Collection entries:
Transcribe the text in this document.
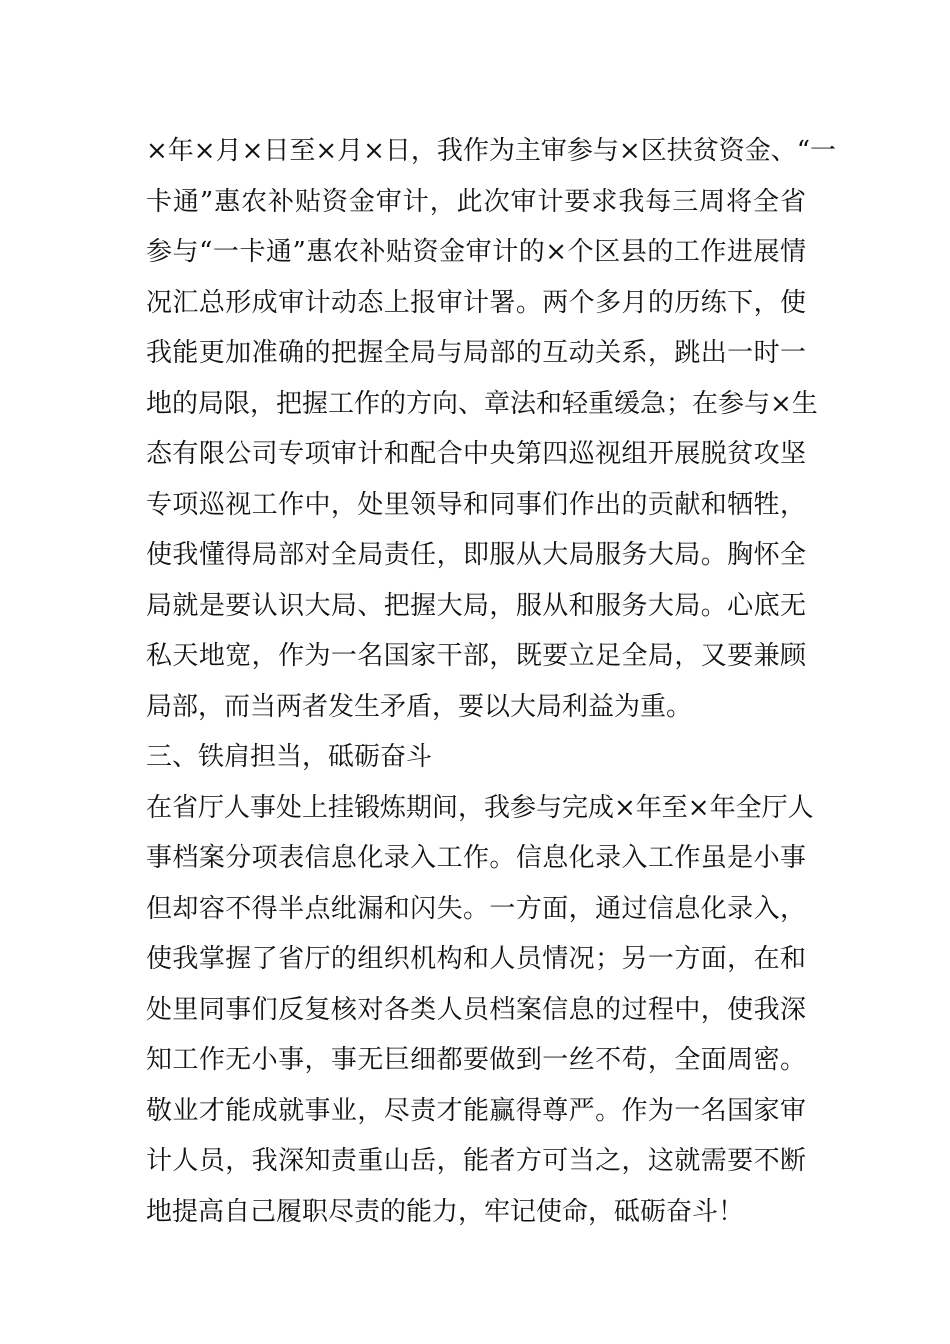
×年×月×日至×月×日，我作为主审参与×区扶贫资金、“一
卡通”惠农补贴资金审计，此次审计要求我每三周将全省
参与“一卡通”惠农补贴资金审计的×个区县的工作进展情
况汇总形成审计动态上报审计署。两个多月的历练下，使
我能更加准确的把握全局与局部的互动关系，跳出一时一
地的局限，把握工作的方向、章法和轻重缓急；在参与×生
态有限公司专项审计和配合中央第四巡视组开展脱贫攻坚
专项巡视工作中，处里领导和同事们作出的贡献和牺牲，
使我懂得局部对全局责任，即服从大局服务大局。胸怀全
局就是要认识大局、把握大局，服从和服务大局。心底无
私天地宽，作为一名国家干部，既要立足全局，又要兼顾
局部，而当两者发生矛盾，要以大局利益为重。
三、铁肩担当，砥砺奋斗
在省厅人事处上挂锻炼期间，我参与完成×年至×年全厅人
事档案分项表信息化录入工作。信息化录入工作虽是小事
但却容不得半点纰漏和闪失。一方面，通过信息化录入，
使我掌握了省厅的组织机构和人员情况；另一方面，在和
处里同事们反复核对各类人员档案信息的过程中，使我深
知工作无小事，事无巨细都要做到一丝不苟，全面周密。
敬业才能成就事业，尽责才能赢得尊严。作为一名国家审
计人员，我深知责重山岳，能者方可当之，这就需要不断
地提高自己履职尽责的能力，牢记使命，砥砺奋斗！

- Task brief -
Write out the records above once more, word for word, with no pictures.

- Solution to this task -
Transcribe the text in this document.
×年×月×日至×月×日，我作为主审参与×区扶贫资金、“一
卡通”惠农补贴资金审计，此次审计要求我每三周将全省
参与“一卡通”惠农补贴资金审计的×个区县的工作进展情
况汇总形成审计动态上报审计署。两个多月的历练下，使
我能更加准确的把握全局与局部的互动关系，跳出一时一
地的局限，把握工作的方向、章法和轻重缓急；在参与×生
态有限公司专项审计和配合中央第四巡视组开展脱贫攻坚
专项巡视工作中，处里领导和同事们作出的贡献和牺牲，
使我懂得局部对全局责任，即服从大局服务大局。胸怀全
局就是要认识大局、把握大局，服从和服务大局。心底无
私天地宽，作为一名国家干部，既要立足全局，又要兼顾
局部，而当两者发生矛盾，要以大局利益为重。
三、铁肩担当，砥砺奋斗
在省厅人事处上挂锻炼期间，我参与完成×年至×年全厅人
事档案分项表信息化录入工作。信息化录入工作虽是小事
但却容不得半点纰漏和闪失。一方面，通过信息化录入，
使我掌握了省厅的组织机构和人员情况；另一方面，在和
处里同事们反复核对各类人员档案信息的过程中，使我深
知工作无小事，事无巨细都要做到一丝不苟，全面周密。
敬业才能成就事业，尽责才能赢得尊严。作为一名国家审
计人员，我深知责重山岳，能者方可当之，这就需要不断
地提高自己履职尽责的能力，牢记使命，砥砺奋斗！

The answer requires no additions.